--- Provided data ---
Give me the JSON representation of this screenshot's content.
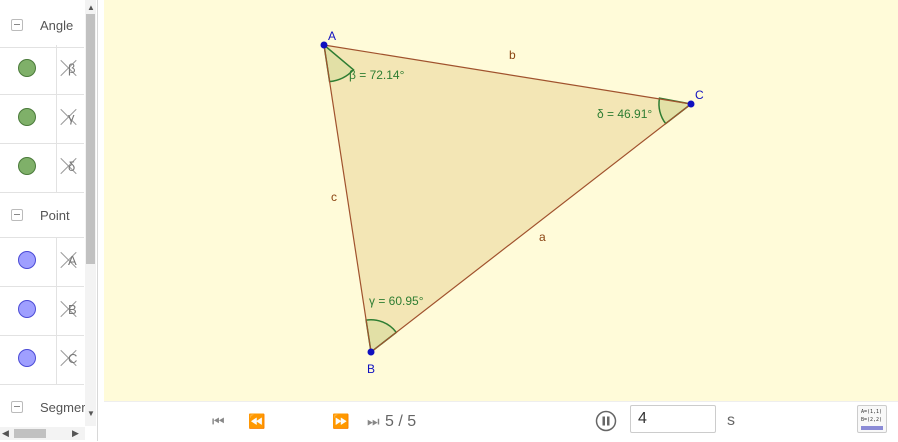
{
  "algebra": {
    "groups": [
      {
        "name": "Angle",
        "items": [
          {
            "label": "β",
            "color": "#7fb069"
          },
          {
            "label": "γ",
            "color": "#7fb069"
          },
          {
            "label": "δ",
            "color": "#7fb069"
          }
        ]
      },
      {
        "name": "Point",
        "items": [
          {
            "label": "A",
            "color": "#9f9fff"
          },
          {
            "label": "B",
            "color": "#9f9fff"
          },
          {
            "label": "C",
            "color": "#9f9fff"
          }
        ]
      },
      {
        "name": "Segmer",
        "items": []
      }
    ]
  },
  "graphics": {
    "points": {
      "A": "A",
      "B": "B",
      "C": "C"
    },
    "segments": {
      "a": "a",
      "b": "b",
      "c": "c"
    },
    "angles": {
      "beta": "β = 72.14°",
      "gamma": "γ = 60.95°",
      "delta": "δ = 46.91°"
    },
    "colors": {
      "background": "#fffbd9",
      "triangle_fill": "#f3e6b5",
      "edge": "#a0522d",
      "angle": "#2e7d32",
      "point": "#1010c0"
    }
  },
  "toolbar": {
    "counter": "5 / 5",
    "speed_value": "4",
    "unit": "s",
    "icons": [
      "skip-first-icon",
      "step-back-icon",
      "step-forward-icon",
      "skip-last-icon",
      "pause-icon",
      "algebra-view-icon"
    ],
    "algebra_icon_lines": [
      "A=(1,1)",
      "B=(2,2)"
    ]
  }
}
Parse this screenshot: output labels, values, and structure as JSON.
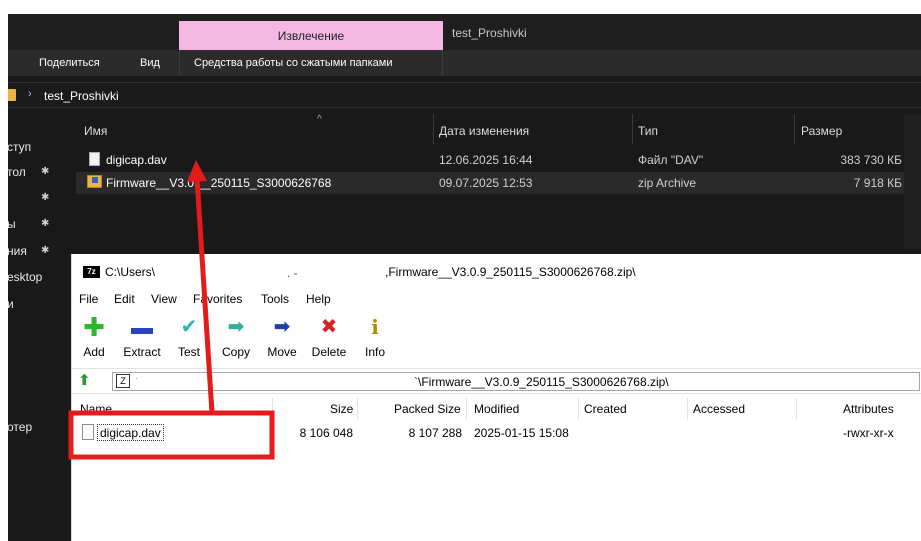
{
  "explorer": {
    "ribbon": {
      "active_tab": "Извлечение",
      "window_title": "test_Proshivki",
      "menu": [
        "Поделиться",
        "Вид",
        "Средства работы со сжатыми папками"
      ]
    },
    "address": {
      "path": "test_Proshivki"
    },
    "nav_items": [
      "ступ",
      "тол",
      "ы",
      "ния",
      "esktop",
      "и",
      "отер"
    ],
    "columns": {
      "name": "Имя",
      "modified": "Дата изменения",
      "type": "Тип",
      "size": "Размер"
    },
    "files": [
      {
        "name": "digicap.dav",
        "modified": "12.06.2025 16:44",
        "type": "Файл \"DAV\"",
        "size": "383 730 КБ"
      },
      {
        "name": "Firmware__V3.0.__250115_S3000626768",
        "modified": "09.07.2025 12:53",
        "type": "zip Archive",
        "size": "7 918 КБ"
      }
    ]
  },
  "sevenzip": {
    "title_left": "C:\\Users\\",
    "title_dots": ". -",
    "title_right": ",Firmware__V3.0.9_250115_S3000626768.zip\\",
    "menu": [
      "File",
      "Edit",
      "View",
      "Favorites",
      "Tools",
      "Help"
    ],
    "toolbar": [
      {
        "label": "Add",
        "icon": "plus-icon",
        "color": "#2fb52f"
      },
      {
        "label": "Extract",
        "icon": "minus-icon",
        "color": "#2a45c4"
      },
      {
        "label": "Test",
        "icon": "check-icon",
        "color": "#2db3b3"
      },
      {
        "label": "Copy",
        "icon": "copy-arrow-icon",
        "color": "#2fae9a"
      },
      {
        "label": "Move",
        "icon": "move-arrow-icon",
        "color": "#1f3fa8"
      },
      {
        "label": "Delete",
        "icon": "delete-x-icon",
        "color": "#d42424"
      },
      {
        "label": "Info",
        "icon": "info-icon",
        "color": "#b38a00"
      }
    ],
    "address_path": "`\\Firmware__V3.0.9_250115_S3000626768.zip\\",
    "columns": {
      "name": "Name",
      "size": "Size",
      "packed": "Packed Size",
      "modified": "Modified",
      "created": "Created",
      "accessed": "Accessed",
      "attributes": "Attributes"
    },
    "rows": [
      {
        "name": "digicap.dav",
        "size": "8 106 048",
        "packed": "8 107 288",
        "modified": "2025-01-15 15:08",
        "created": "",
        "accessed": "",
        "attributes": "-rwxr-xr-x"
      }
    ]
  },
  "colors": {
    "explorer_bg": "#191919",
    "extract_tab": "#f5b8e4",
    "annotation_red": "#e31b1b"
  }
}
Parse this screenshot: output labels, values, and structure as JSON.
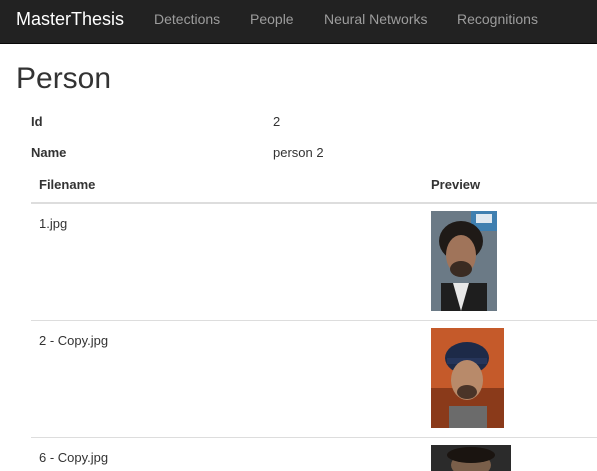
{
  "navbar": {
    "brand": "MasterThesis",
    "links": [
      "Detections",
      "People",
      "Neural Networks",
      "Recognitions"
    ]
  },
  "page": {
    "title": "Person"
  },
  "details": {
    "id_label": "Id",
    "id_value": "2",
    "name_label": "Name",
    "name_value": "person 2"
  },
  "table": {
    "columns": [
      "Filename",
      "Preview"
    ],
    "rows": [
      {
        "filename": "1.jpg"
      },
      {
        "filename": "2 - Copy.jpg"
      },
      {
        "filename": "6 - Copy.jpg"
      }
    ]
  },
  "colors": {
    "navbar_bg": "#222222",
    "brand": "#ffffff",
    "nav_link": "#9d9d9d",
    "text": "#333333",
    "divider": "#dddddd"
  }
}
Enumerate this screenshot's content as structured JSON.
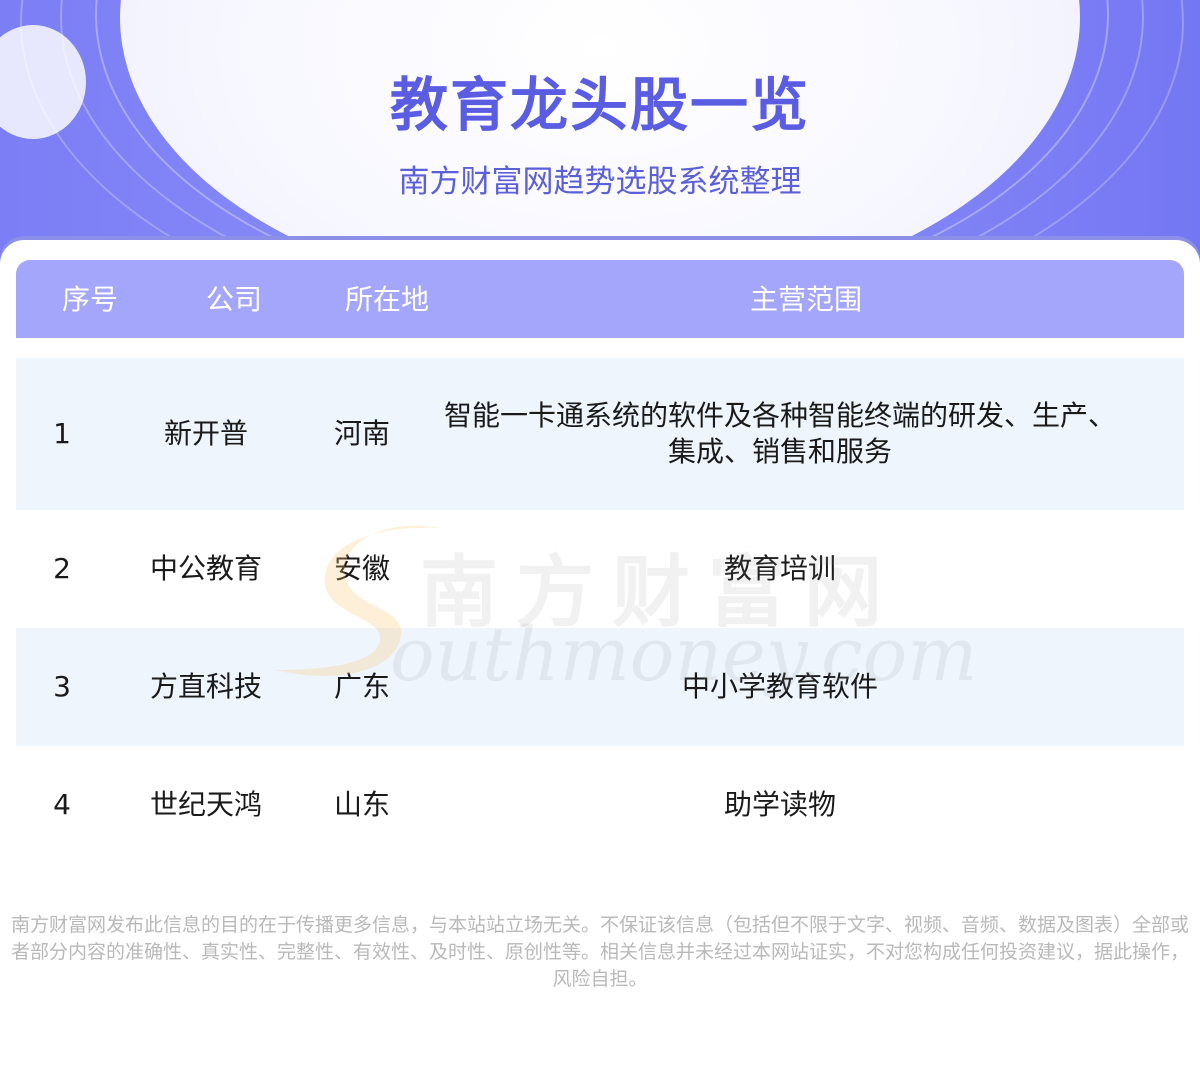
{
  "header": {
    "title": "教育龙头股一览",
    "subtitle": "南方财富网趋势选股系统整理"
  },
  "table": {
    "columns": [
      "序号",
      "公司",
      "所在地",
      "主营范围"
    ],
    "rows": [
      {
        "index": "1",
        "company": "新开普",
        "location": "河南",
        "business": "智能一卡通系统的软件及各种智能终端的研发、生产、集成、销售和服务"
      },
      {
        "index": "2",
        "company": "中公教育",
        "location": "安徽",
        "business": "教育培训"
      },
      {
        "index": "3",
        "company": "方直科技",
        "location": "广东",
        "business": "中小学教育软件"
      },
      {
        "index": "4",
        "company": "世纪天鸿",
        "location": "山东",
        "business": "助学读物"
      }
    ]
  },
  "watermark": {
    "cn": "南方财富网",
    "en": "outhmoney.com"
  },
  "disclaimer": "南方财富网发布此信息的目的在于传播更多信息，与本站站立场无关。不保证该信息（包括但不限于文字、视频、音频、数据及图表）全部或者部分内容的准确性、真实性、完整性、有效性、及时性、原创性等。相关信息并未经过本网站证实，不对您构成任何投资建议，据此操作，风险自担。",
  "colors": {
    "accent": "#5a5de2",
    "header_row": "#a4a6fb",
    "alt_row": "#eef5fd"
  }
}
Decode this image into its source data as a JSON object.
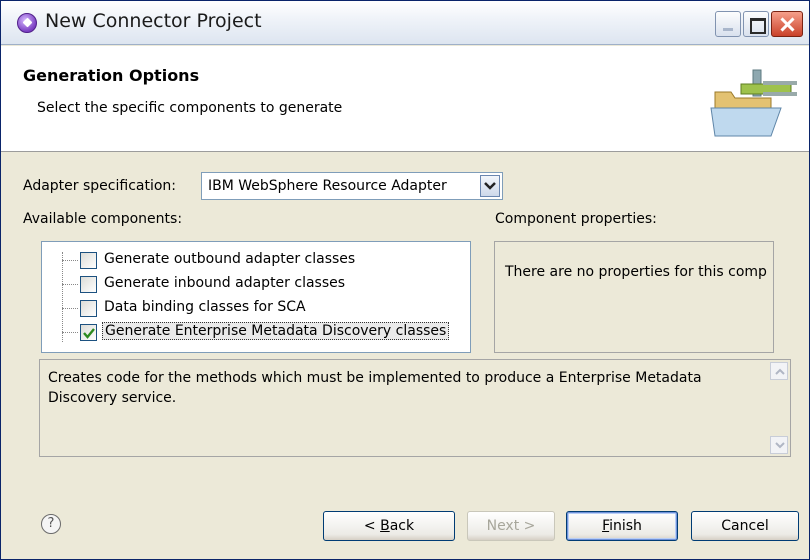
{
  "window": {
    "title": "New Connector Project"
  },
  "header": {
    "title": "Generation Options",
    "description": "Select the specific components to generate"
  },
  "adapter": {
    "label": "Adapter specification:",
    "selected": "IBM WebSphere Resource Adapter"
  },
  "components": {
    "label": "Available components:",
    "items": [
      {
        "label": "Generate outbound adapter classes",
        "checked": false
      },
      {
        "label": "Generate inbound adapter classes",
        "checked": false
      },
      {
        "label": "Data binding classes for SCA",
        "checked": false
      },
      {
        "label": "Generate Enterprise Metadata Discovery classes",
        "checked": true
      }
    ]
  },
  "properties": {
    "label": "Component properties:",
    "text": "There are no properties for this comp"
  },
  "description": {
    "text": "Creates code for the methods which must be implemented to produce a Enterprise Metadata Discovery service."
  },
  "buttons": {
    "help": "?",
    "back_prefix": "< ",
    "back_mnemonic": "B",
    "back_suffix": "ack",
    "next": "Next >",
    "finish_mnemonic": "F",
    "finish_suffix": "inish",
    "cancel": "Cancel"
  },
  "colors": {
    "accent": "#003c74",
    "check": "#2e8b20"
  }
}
---
### The task
Leave out the pictures and copy every record above exactly.

### Task output
Give me the JSON representation of this screenshot's content.
{
  "algebra": {
    "groups": [
      {
        "name": "Angle",
        "items": [
          {
            "label": "β",
            "color": "#7fb069"
          },
          {
            "label": "γ",
            "color": "#7fb069"
          },
          {
            "label": "δ",
            "color": "#7fb069"
          }
        ]
      },
      {
        "name": "Point",
        "items": [
          {
            "label": "A",
            "color": "#9f9fff"
          },
          {
            "label": "B",
            "color": "#9f9fff"
          },
          {
            "label": "C",
            "color": "#9f9fff"
          }
        ]
      },
      {
        "name": "Segmer",
        "items": []
      }
    ]
  },
  "graphics": {
    "points": {
      "A": "A",
      "B": "B",
      "C": "C"
    },
    "segments": {
      "a": "a",
      "b": "b",
      "c": "c"
    },
    "angles": {
      "beta": "β = 72.14°",
      "gamma": "γ = 60.95°",
      "delta": "δ = 46.91°"
    },
    "colors": {
      "background": "#fffbd9",
      "triangle_fill": "#f3e6b5",
      "edge": "#a0522d",
      "angle": "#2e7d32",
      "point": "#1010c0"
    }
  },
  "toolbar": {
    "counter": "5 / 5",
    "speed_value": "4",
    "unit": "s",
    "icons": [
      "skip-first-icon",
      "step-back-icon",
      "step-forward-icon",
      "skip-last-icon",
      "pause-icon",
      "algebra-view-icon"
    ],
    "algebra_icon_lines": [
      "A=(1,1)",
      "B=(2,2)"
    ]
  }
}
Parse this screenshot: output labels, values, and structure as JSON.
{
  "explorer": {
    "ribbon": {
      "active_tab": "Извлечение",
      "window_title": "test_Proshivki",
      "menu": [
        "Поделиться",
        "Вид",
        "Средства работы со сжатыми папками"
      ]
    },
    "address": {
      "path": "test_Proshivki"
    },
    "nav_items": [
      "ступ",
      "тол",
      "ы",
      "ния",
      "esktop",
      "и",
      "отер"
    ],
    "columns": {
      "name": "Имя",
      "modified": "Дата изменения",
      "type": "Тип",
      "size": "Размер"
    },
    "files": [
      {
        "name": "digicap.dav",
        "modified": "12.06.2025 16:44",
        "type": "Файл \"DAV\"",
        "size": "383 730 КБ"
      },
      {
        "name": "Firmware__V3.0.__250115_S3000626768",
        "modified": "09.07.2025 12:53",
        "type": "zip Archive",
        "size": "7 918 КБ"
      }
    ]
  },
  "sevenzip": {
    "title_left": "C:\\Users\\",
    "title_dots": ". -",
    "title_right": ",Firmware__V3.0.9_250115_S3000626768.zip\\",
    "menu": [
      "File",
      "Edit",
      "View",
      "Favorites",
      "Tools",
      "Help"
    ],
    "toolbar": [
      {
        "label": "Add",
        "icon": "plus-icon",
        "color": "#2fb52f"
      },
      {
        "label": "Extract",
        "icon": "minus-icon",
        "color": "#2a45c4"
      },
      {
        "label": "Test",
        "icon": "check-icon",
        "color": "#2db3b3"
      },
      {
        "label": "Copy",
        "icon": "copy-arrow-icon",
        "color": "#2fae9a"
      },
      {
        "label": "Move",
        "icon": "move-arrow-icon",
        "color": "#1f3fa8"
      },
      {
        "label": "Delete",
        "icon": "delete-x-icon",
        "color": "#d42424"
      },
      {
        "label": "Info",
        "icon": "info-icon",
        "color": "#b38a00"
      }
    ],
    "address_path": "`\\Firmware__V3.0.9_250115_S3000626768.zip\\",
    "columns": {
      "name": "Name",
      "size": "Size",
      "packed": "Packed Size",
      "modified": "Modified",
      "created": "Created",
      "accessed": "Accessed",
      "attributes": "Attributes"
    },
    "rows": [
      {
        "name": "digicap.dav",
        "size": "8 106 048",
        "packed": "8 107 288",
        "modified": "2025-01-15 15:08",
        "created": "",
        "accessed": "",
        "attributes": "-rwxr-xr-x"
      }
    ]
  },
  "colors": {
    "explorer_bg": "#191919",
    "extract_tab": "#f5b8e4",
    "annotation_red": "#e31b1b"
  }
}
Parse this screenshot: output labels, values, and structure as JSON.
{
  "navbar": {
    "brand": "MasterThesis",
    "links": [
      "Detections",
      "People",
      "Neural Networks",
      "Recognitions"
    ]
  },
  "page": {
    "title": "Person"
  },
  "details": {
    "id_label": "Id",
    "id_value": "2",
    "name_label": "Name",
    "name_value": "person 2"
  },
  "table": {
    "columns": [
      "Filename",
      "Preview"
    ],
    "rows": [
      {
        "filename": "1.jpg"
      },
      {
        "filename": "2 - Copy.jpg"
      },
      {
        "filename": "6 - Copy.jpg"
      }
    ]
  },
  "colors": {
    "navbar_bg": "#222222",
    "brand": "#ffffff",
    "nav_link": "#9d9d9d",
    "text": "#333333",
    "divider": "#dddddd"
  }
}
Enumerate this screenshot's content as structured JSON.
{
  "header": {
    "title": "教育龙头股一览",
    "subtitle": "南方财富网趋势选股系统整理"
  },
  "table": {
    "columns": [
      "序号",
      "公司",
      "所在地",
      "主营范围"
    ],
    "rows": [
      {
        "index": "1",
        "company": "新开普",
        "location": "河南",
        "business": "智能一卡通系统的软件及各种智能终端的研发、生产、集成、销售和服务"
      },
      {
        "index": "2",
        "company": "中公教育",
        "location": "安徽",
        "business": "教育培训"
      },
      {
        "index": "3",
        "company": "方直科技",
        "location": "广东",
        "business": "中小学教育软件"
      },
      {
        "index": "4",
        "company": "世纪天鸿",
        "location": "山东",
        "business": "助学读物"
      }
    ]
  },
  "watermark": {
    "cn": "南方财富网",
    "en": "outhmoney.com"
  },
  "disclaimer": "南方财富网发布此信息的目的在于传播更多信息，与本站站立场无关。不保证该信息（包括但不限于文字、视频、音频、数据及图表）全部或者部分内容的准确性、真实性、完整性、有效性、及时性、原创性等。相关信息并未经过本网站证实，不对您构成任何投资建议，据此操作，风险自担。",
  "colors": {
    "accent": "#5a5de2",
    "header_row": "#a4a6fb",
    "alt_row": "#eef5fd"
  }
}
Decode this image into its source data as a JSON object.
{
  "window": {
    "title": "New Connector Project"
  },
  "header": {
    "title": "Generation Options",
    "description": "Select the specific components to generate"
  },
  "adapter": {
    "label": "Adapter specification:",
    "selected": "IBM WebSphere Resource Adapter"
  },
  "components": {
    "label": "Available components:",
    "items": [
      {
        "label": "Generate outbound adapter classes",
        "checked": false
      },
      {
        "label": "Generate inbound adapter classes",
        "checked": false
      },
      {
        "label": "Data binding classes for SCA",
        "checked": false
      },
      {
        "label": "Generate Enterprise Metadata Discovery classes",
        "checked": true
      }
    ]
  },
  "properties": {
    "label": "Component properties:",
    "text": "There are no properties for this comp"
  },
  "description": {
    "text": "Creates code for the methods which must be implemented to produce a Enterprise Metadata Discovery service."
  },
  "buttons": {
    "help": "?",
    "back_prefix": "< ",
    "back_mnemonic": "B",
    "back_suffix": "ack",
    "next": "Next >",
    "finish_mnemonic": "F",
    "finish_suffix": "inish",
    "cancel": "Cancel"
  },
  "colors": {
    "accent": "#003c74",
    "check": "#2e8b20"
  }
}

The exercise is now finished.